Task objective:
Without the pictures, reproduce the records that follow exactly.

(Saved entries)
====
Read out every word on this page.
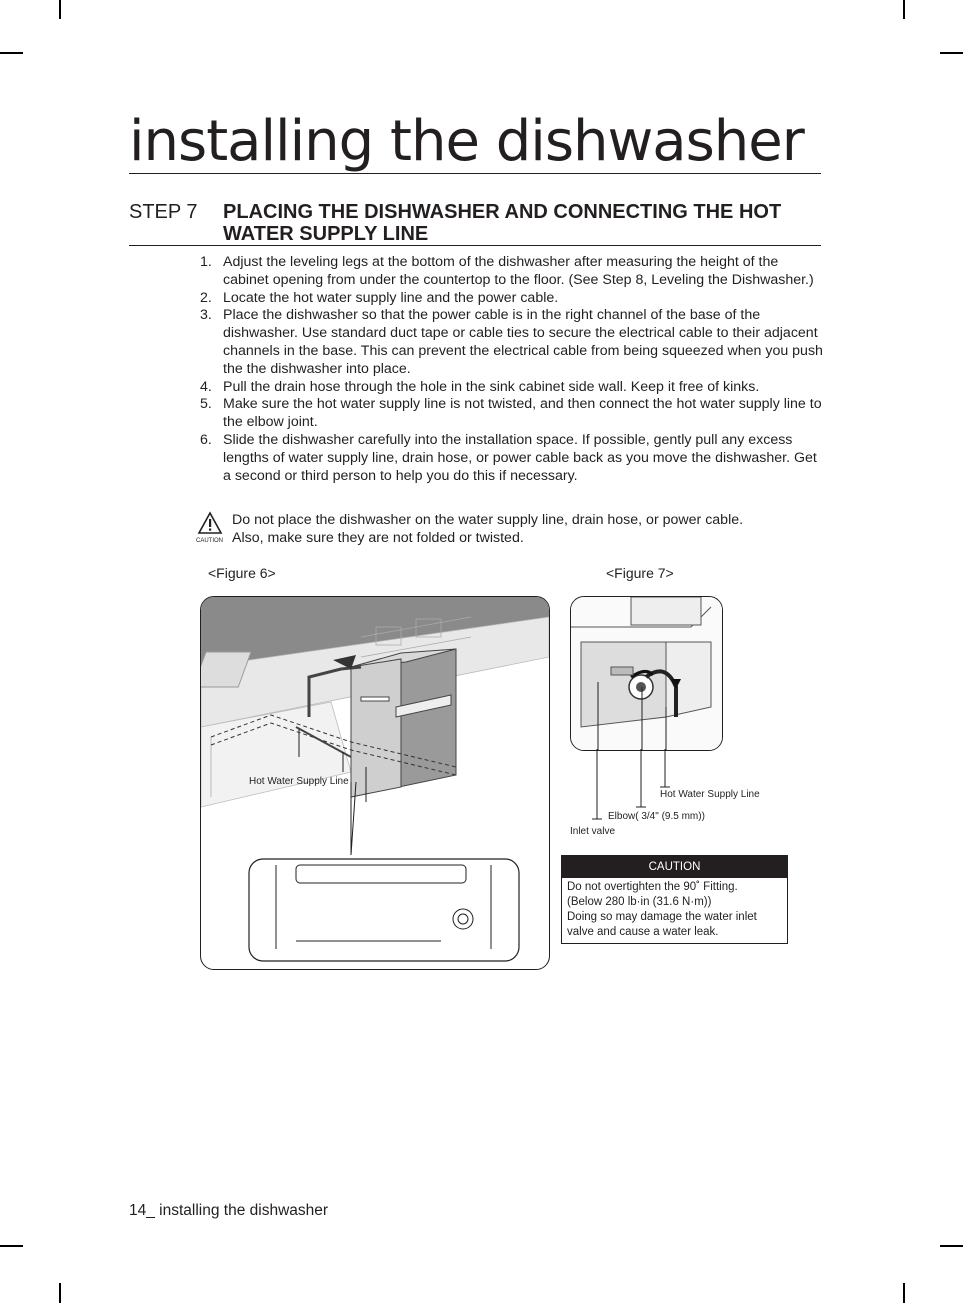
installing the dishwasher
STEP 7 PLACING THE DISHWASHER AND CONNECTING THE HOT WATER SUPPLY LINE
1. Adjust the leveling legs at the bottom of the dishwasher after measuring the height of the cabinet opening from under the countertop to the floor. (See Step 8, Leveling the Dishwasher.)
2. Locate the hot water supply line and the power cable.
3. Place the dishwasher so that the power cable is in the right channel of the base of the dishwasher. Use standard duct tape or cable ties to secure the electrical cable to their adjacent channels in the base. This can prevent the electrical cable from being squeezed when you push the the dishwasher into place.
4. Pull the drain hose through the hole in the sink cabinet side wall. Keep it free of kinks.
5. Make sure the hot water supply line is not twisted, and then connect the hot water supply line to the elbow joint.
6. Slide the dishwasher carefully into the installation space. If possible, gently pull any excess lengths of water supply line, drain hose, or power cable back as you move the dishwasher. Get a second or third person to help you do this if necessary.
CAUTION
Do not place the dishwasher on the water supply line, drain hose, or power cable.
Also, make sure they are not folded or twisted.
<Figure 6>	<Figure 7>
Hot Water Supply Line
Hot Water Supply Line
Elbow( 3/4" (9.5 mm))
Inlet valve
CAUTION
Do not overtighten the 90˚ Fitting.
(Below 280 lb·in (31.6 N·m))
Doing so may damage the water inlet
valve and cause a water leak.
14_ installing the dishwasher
====
Correct answer:
Read out every word on this page.
installing the dishwasher
STEP 7 PLACING THE DISHWASHER AND CONNECTING THE HOT WATER SUPPLY LINE
1. Adjust the leveling legs at the bottom of the dishwasher after measuring the height of the cabinet opening from under the countertop to the floor. (See Step 8, Leveling the Dishwasher.)
2. Locate the hot water supply line and the power cable.
3. Place the dishwasher so that the power cable is in the right channel of the base of the dishwasher. Use standard duct tape or cable ties to secure the electrical cable to their adjacent channels in the base. This can prevent the electrical cable from being squeezed when you push the the dishwasher into place.
4. Pull the drain hose through the hole in the sink cabinet side wall. Keep it free of kinks.
5. Make sure the hot water supply line is not twisted, and then connect the hot water supply line to the elbow joint.
6. Slide the dishwasher carefully into the installation space. If possible, gently pull any excess lengths of water supply line, drain hose, or power cable back as you move the dishwasher. Get a second or third person to help you do this if necessary.
CAUTION
Do not place the dishwasher on the water supply line, drain hose, or power cable.
Also, make sure they are not folded or twisted.
<Figure 6>	<Figure 7>
Hot Water Supply Line
Hot Water Supply Line
Elbow( 3/4" (9.5 mm))
Inlet valve
CAUTION
Do not overtighten the 90˚ Fitting.
(Below 280 lb·in (31.6 N·m))
Doing so may damage the water inlet
valve and cause a water leak.
14_ installing the dishwasher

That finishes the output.